### [TASK INSTRUCTIONS]
Would you quote every entry exactly, dropping only the pictures?

>> Start THE RECORDS

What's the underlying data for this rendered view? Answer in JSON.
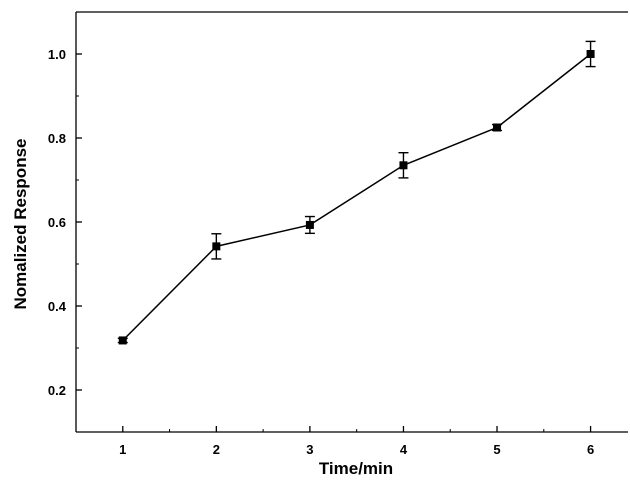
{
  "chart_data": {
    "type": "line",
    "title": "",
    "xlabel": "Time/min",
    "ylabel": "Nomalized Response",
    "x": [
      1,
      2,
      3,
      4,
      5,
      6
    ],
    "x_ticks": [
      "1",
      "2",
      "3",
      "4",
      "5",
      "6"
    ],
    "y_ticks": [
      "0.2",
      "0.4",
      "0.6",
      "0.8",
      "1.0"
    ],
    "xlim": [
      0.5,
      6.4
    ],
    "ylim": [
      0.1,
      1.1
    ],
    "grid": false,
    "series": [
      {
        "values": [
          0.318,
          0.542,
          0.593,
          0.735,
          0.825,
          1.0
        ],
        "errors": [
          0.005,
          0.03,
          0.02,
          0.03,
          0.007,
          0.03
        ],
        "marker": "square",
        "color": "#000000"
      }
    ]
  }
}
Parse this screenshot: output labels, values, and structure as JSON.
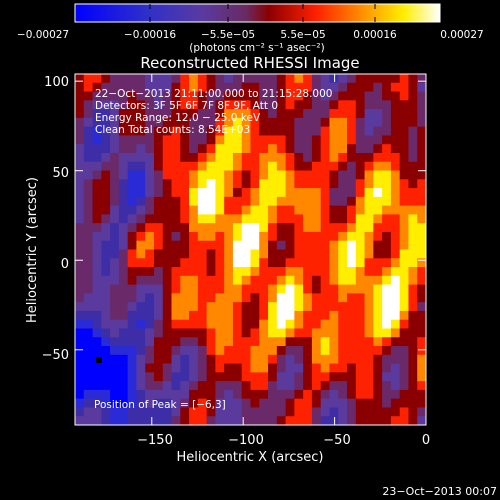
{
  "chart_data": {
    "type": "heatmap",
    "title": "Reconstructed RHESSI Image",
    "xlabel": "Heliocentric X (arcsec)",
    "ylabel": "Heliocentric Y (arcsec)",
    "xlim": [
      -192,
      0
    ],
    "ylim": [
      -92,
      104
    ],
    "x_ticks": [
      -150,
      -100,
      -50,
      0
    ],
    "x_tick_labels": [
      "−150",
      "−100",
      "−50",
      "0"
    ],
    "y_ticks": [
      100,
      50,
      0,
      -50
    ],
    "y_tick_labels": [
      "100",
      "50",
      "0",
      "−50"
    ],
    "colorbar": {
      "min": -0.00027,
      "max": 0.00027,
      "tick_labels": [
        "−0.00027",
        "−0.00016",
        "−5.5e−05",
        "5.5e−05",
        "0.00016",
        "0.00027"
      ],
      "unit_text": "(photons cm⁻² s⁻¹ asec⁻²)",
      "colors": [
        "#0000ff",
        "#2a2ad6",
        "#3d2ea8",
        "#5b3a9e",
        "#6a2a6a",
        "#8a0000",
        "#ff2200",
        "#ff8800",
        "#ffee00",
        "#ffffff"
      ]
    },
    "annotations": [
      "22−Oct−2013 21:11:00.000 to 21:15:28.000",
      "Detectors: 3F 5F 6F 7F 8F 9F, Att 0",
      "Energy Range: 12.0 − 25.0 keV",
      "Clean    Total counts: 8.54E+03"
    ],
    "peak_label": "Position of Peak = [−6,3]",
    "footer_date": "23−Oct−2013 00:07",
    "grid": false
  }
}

>> End THE RECORDS

### [SOLUTION FOR THIS EXERCISE]
What's the underlying data for this rendered view? Answer in JSON.
{
  "chart_data": {
    "type": "line",
    "title": "",
    "xlabel": "Time/min",
    "ylabel": "Nomalized Response",
    "x": [
      1,
      2,
      3,
      4,
      5,
      6
    ],
    "x_ticks": [
      "1",
      "2",
      "3",
      "4",
      "5",
      "6"
    ],
    "y_ticks": [
      "0.2",
      "0.4",
      "0.6",
      "0.8",
      "1.0"
    ],
    "xlim": [
      0.5,
      6.4
    ],
    "ylim": [
      0.1,
      1.1
    ],
    "grid": false,
    "series": [
      {
        "values": [
          0.318,
          0.542,
          0.593,
          0.735,
          0.825,
          1.0
        ],
        "errors": [
          0.005,
          0.03,
          0.02,
          0.03,
          0.007,
          0.03
        ],
        "marker": "square",
        "color": "#000000"
      }
    ]
  }
}
Parse this screenshot: output labels, values, and structure as JSON.
{
  "chart_data": {
    "type": "heatmap",
    "title": "Reconstructed RHESSI Image",
    "xlabel": "Heliocentric X (arcsec)",
    "ylabel": "Heliocentric Y (arcsec)",
    "xlim": [
      -192,
      0
    ],
    "ylim": [
      -92,
      104
    ],
    "x_ticks": [
      -150,
      -100,
      -50,
      0
    ],
    "x_tick_labels": [
      "−150",
      "−100",
      "−50",
      "0"
    ],
    "y_ticks": [
      100,
      50,
      0,
      -50
    ],
    "y_tick_labels": [
      "100",
      "50",
      "0",
      "−50"
    ],
    "colorbar": {
      "min": -0.00027,
      "max": 0.00027,
      "tick_labels": [
        "−0.00027",
        "−0.00016",
        "−5.5e−05",
        "5.5e−05",
        "0.00016",
        "0.00027"
      ],
      "unit_text": "(photons cm⁻² s⁻¹ asec⁻²)",
      "colors": [
        "#0000ff",
        "#2a2ad6",
        "#3d2ea8",
        "#5b3a9e",
        "#6a2a6a",
        "#8a0000",
        "#ff2200",
        "#ff8800",
        "#ffee00",
        "#ffffff"
      ]
    },
    "annotations": [
      "22−Oct−2013 21:11:00.000 to 21:15:28.000",
      "Detectors: 3F 5F 6F 7F 8F 9F, Att 0",
      "Energy Range: 12.0 − 25.0 keV",
      "Clean    Total counts: 8.54E+03"
    ],
    "peak_label": "Position of Peak = [−6,3]",
    "footer_date": "23−Oct−2013 00:07",
    "grid": false
  }
}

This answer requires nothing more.